> [Stated problem] Write every line out verbatim and omit the pictures.

********

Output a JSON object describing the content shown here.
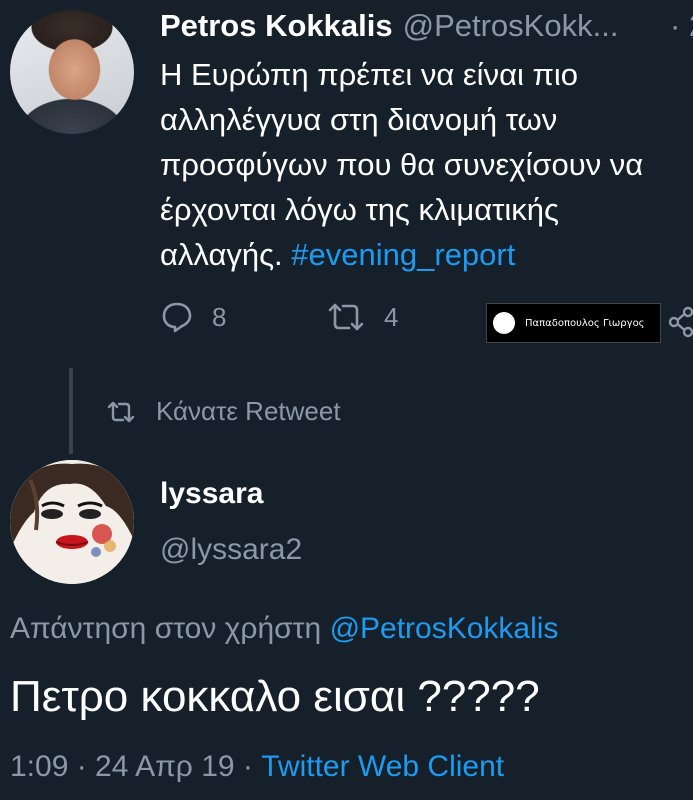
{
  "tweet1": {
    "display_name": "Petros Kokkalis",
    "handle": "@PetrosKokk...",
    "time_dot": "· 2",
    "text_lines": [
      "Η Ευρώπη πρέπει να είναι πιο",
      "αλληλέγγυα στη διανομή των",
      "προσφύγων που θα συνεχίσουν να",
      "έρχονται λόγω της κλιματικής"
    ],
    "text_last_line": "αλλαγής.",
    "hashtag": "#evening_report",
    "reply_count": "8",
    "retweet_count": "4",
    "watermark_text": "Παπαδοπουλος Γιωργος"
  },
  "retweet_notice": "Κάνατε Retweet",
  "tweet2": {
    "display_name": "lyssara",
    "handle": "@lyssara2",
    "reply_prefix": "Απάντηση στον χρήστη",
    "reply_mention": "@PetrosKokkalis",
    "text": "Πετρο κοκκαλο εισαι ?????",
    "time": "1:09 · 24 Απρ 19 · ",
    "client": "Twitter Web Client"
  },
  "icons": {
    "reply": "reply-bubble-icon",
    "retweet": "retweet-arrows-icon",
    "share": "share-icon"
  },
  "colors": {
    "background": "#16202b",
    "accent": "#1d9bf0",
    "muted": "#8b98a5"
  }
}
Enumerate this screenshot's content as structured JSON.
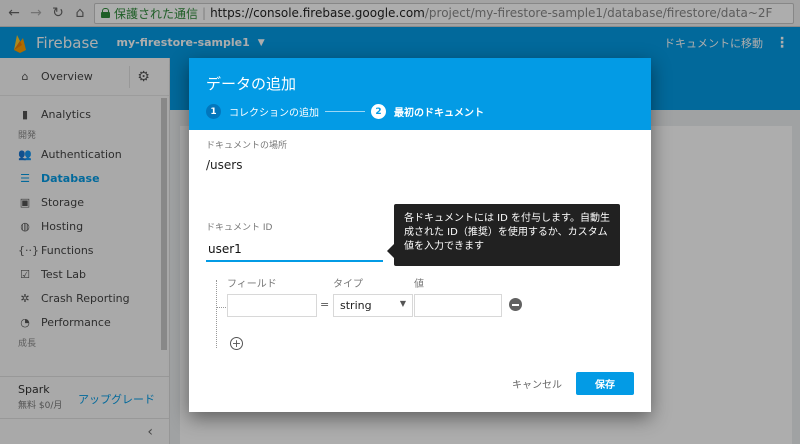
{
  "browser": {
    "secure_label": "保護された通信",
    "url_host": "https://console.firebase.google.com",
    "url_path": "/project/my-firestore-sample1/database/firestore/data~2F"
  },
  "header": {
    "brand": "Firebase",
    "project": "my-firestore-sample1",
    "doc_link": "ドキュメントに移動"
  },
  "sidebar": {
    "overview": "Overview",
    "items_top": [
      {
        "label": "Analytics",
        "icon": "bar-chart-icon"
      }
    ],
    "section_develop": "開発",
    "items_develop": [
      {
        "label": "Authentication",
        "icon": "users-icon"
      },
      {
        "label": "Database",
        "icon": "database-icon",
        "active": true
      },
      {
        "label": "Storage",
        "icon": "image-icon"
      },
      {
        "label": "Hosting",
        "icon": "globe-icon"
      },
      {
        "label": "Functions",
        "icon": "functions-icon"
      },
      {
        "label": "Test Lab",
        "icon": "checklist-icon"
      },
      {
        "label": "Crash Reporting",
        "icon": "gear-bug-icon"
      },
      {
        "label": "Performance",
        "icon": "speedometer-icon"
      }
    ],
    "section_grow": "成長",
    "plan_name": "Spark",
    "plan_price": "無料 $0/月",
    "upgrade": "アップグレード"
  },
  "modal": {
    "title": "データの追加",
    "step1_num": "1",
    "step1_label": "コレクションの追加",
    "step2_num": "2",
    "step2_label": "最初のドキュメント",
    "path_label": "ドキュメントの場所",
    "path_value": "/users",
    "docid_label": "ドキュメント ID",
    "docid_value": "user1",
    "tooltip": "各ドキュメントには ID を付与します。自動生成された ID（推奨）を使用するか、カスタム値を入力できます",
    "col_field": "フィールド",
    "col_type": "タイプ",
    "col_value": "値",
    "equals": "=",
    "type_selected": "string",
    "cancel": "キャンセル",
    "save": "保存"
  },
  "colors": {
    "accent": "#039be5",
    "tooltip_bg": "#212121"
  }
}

********

> [Output for this exercise]
Output a JSON object describing the content shown here.
{
  "tweet1": {
    "display_name": "Petros Kokkalis",
    "handle": "@PetrosKokk...",
    "time_dot": "· 2",
    "text_lines": [
      "Η Ευρώπη πρέπει να είναι πιο",
      "αλληλέγγυα στη διανομή των",
      "προσφύγων που θα συνεχίσουν να",
      "έρχονται λόγω της κλιματικής"
    ],
    "text_last_line": "αλλαγής.",
    "hashtag": "#evening_report",
    "reply_count": "8",
    "retweet_count": "4",
    "watermark_text": "Παπαδοπουλος Γιωργος"
  },
  "retweet_notice": "Κάνατε Retweet",
  "tweet2": {
    "display_name": "lyssara",
    "handle": "@lyssara2",
    "reply_prefix": "Απάντηση στον χρήστη",
    "reply_mention": "@PetrosKokkalis",
    "text": "Πετρο κοκκαλο εισαι ?????",
    "time": "1:09 · 24 Απρ 19 · ",
    "client": "Twitter Web Client"
  },
  "icons": {
    "reply": "reply-bubble-icon",
    "retweet": "retweet-arrows-icon",
    "share": "share-icon"
  },
  "colors": {
    "background": "#16202b",
    "accent": "#1d9bf0",
    "muted": "#8b98a5"
  }
}
Enumerate this screenshot's content as structured JSON.
{
  "browser": {
    "secure_label": "保護された通信",
    "url_host": "https://console.firebase.google.com",
    "url_path": "/project/my-firestore-sample1/database/firestore/data~2F"
  },
  "header": {
    "brand": "Firebase",
    "project": "my-firestore-sample1",
    "doc_link": "ドキュメントに移動"
  },
  "sidebar": {
    "overview": "Overview",
    "items_top": [
      {
        "label": "Analytics",
        "icon": "bar-chart-icon"
      }
    ],
    "section_develop": "開発",
    "items_develop": [
      {
        "label": "Authentication",
        "icon": "users-icon"
      },
      {
        "label": "Database",
        "icon": "database-icon",
        "active": true
      },
      {
        "label": "Storage",
        "icon": "image-icon"
      },
      {
        "label": "Hosting",
        "icon": "globe-icon"
      },
      {
        "label": "Functions",
        "icon": "functions-icon"
      },
      {
        "label": "Test Lab",
        "icon": "checklist-icon"
      },
      {
        "label": "Crash Reporting",
        "icon": "gear-bug-icon"
      },
      {
        "label": "Performance",
        "icon": "speedometer-icon"
      }
    ],
    "section_grow": "成長",
    "plan_name": "Spark",
    "plan_price": "無料 $0/月",
    "upgrade": "アップグレード"
  },
  "modal": {
    "title": "データの追加",
    "step1_num": "1",
    "step1_label": "コレクションの追加",
    "step2_num": "2",
    "step2_label": "最初のドキュメント",
    "path_label": "ドキュメントの場所",
    "path_value": "/users",
    "docid_label": "ドキュメント ID",
    "docid_value": "user1",
    "tooltip": "各ドキュメントには ID を付与します。自動生成された ID（推奨）を使用するか、カスタム値を入力できます",
    "col_field": "フィールド",
    "col_type": "タイプ",
    "col_value": "値",
    "equals": "=",
    "type_selected": "string",
    "cancel": "キャンセル",
    "save": "保存"
  },
  "colors": {
    "accent": "#039be5",
    "tooltip_bg": "#212121"
  }
}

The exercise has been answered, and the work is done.